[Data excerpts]
## Begin

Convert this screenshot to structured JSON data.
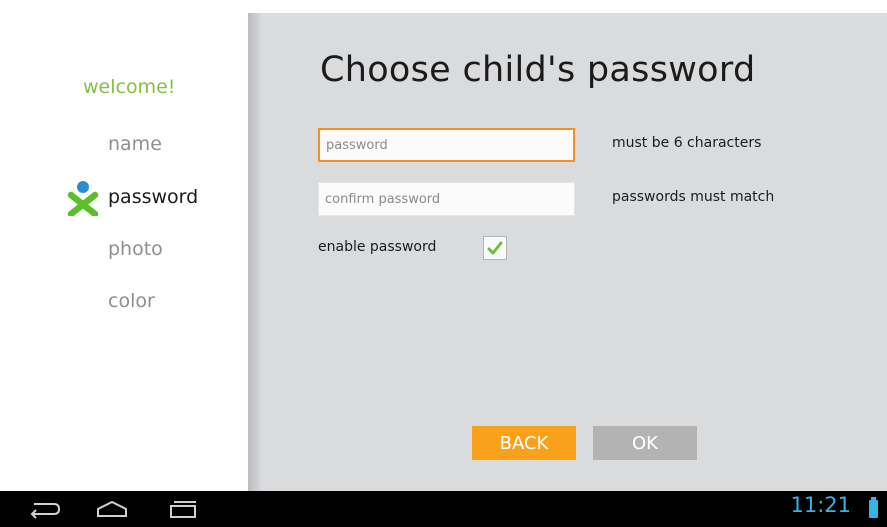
{
  "sidebar": {
    "welcome": "welcome!",
    "steps": [
      {
        "label": "name"
      },
      {
        "label": "password"
      },
      {
        "label": "photo"
      },
      {
        "label": "color"
      }
    ]
  },
  "main": {
    "title": "Choose child's password",
    "password_placeholder": "password",
    "password_hint": "must be 6 characters",
    "confirm_placeholder": "confirm password",
    "confirm_hint": "passwords must match",
    "enable_label": "enable password",
    "enable_checked": true,
    "back_label": "BACK",
    "ok_label": "OK"
  },
  "statusbar": {
    "time": "11:21"
  },
  "colors": {
    "accent_orange": "#f9a11b",
    "welcome_green": "#7fc241",
    "clock_blue": "#33b5e5"
  },
  "icons": [
    "xo-logo-icon",
    "back-nav-icon",
    "home-nav-icon",
    "recents-nav-icon",
    "checkmark-icon",
    "battery-icon"
  ]
}
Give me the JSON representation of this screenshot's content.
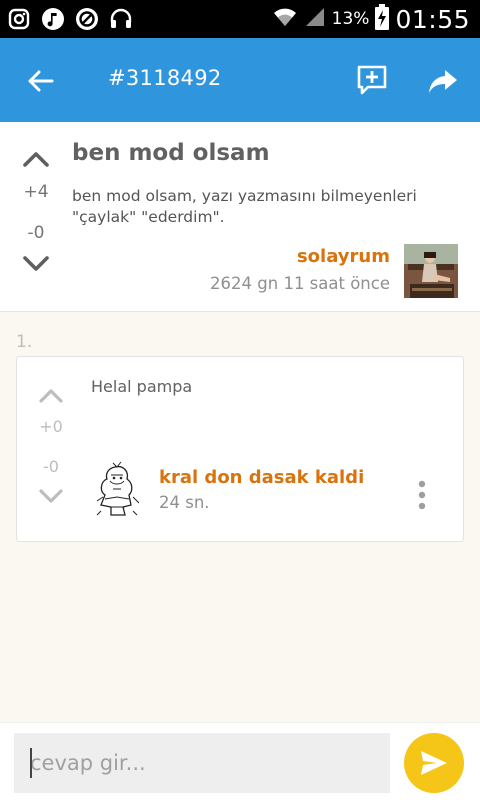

## End

— Required work —
Find the lines containing "screenshot" and pull them out.

— Worked answer —
Convert this screenshot to structured JSON data.
Give me the JSON representation of this screenshot's content.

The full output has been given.